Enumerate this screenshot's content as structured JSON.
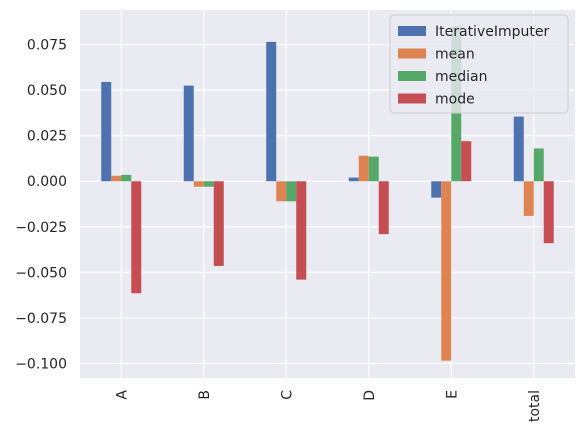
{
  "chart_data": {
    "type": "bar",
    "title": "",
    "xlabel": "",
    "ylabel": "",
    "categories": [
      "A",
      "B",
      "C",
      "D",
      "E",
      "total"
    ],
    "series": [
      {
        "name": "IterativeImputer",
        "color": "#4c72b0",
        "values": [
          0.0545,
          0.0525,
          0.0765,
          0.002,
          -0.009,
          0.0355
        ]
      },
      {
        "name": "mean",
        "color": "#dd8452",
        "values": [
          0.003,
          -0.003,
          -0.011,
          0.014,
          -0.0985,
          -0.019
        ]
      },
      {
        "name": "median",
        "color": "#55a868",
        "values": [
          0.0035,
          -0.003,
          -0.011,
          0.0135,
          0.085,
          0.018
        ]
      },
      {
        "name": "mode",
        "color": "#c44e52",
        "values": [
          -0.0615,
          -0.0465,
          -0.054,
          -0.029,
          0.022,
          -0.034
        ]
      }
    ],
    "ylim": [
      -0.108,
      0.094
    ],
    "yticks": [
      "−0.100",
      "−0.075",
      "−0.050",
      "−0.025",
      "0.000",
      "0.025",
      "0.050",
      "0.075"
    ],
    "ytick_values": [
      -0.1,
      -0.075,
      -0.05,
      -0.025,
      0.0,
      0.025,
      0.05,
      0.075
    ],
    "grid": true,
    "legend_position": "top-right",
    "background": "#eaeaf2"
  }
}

════════

Pictures are to be left out; all else in the entries above is to be quoted exactly.

Enumerate this screenshot's content as structured JSON.
{
  "chart_data": {
    "type": "bar",
    "title": "",
    "xlabel": "",
    "ylabel": "",
    "categories": [
      "A",
      "B",
      "C",
      "D",
      "E",
      "total"
    ],
    "series": [
      {
        "name": "IterativeImputer",
        "color": "#4c72b0",
        "values": [
          0.0545,
          0.0525,
          0.0765,
          0.002,
          -0.009,
          0.0355
        ]
      },
      {
        "name": "mean",
        "color": "#dd8452",
        "values": [
          0.003,
          -0.003,
          -0.011,
          0.014,
          -0.0985,
          -0.019
        ]
      },
      {
        "name": "median",
        "color": "#55a868",
        "values": [
          0.0035,
          -0.003,
          -0.011,
          0.0135,
          0.085,
          0.018
        ]
      },
      {
        "name": "mode",
        "color": "#c44e52",
        "values": [
          -0.0615,
          -0.0465,
          -0.054,
          -0.029,
          0.022,
          -0.034
        ]
      }
    ],
    "ylim": [
      -0.108,
      0.094
    ],
    "yticks": [
      "−0.100",
      "−0.075",
      "−0.050",
      "−0.025",
      "0.000",
      "0.025",
      "0.050",
      "0.075"
    ],
    "ytick_values": [
      -0.1,
      -0.075,
      -0.05,
      -0.025,
      0.0,
      0.025,
      0.05,
      0.075
    ],
    "grid": true,
    "legend_position": "top-right",
    "background": "#eaeaf2"
  }
}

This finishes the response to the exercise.